- Your task -
Look through the lines below and extract each one that contains "light".

Stored data entries:

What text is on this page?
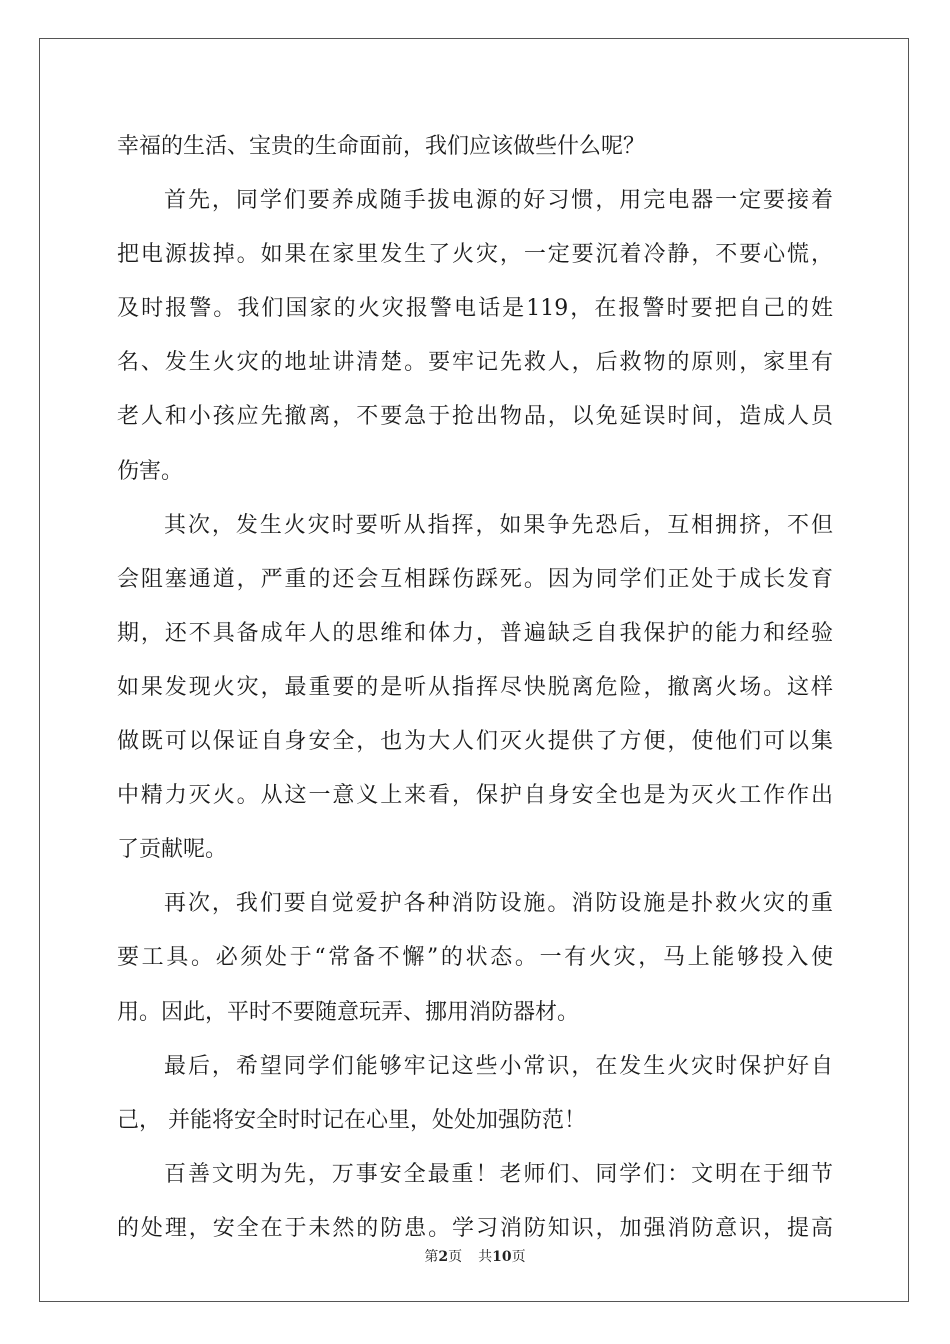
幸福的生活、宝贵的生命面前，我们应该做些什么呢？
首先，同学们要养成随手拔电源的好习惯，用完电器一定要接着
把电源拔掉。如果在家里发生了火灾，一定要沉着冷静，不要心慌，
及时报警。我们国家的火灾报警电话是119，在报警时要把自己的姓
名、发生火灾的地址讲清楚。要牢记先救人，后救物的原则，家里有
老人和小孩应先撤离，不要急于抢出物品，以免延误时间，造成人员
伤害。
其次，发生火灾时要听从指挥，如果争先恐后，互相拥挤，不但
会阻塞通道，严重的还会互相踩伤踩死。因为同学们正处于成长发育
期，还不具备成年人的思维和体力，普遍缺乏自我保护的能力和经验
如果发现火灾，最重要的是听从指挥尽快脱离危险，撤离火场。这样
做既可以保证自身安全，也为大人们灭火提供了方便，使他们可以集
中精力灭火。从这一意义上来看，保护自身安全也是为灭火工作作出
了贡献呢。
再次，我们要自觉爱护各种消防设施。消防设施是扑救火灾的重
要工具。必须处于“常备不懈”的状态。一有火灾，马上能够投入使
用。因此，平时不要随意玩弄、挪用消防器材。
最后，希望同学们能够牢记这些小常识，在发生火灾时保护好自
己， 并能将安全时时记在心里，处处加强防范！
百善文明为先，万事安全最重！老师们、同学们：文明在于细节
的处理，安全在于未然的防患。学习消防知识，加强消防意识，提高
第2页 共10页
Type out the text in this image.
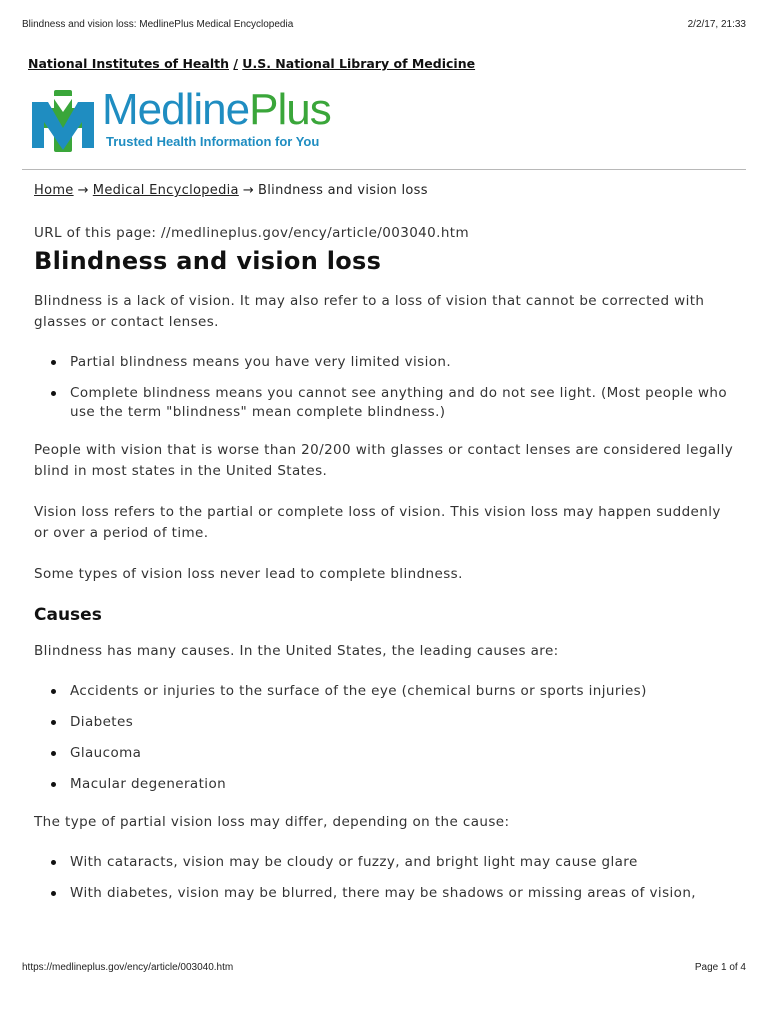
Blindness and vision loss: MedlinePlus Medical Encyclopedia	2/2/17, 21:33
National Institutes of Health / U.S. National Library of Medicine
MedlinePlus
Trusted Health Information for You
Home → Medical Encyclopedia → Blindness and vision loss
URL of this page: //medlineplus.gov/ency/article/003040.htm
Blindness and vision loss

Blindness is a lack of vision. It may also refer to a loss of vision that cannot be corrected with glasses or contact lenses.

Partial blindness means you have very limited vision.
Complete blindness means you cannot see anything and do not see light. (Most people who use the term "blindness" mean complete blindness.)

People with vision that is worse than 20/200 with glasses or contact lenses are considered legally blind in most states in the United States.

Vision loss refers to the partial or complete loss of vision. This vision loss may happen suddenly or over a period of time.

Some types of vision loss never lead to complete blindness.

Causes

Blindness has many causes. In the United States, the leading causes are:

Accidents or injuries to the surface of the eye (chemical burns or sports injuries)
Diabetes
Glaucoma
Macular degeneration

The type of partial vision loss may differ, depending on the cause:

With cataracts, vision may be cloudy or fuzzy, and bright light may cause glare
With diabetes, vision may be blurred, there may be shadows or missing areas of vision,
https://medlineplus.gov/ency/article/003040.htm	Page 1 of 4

- Reply -
Complete blindness means you cannot see anything and do not see light. (Most people who use the term "blindness" mean complete blindness.)
With cataracts, vision may be cloudy or fuzzy, and bright light may cause glare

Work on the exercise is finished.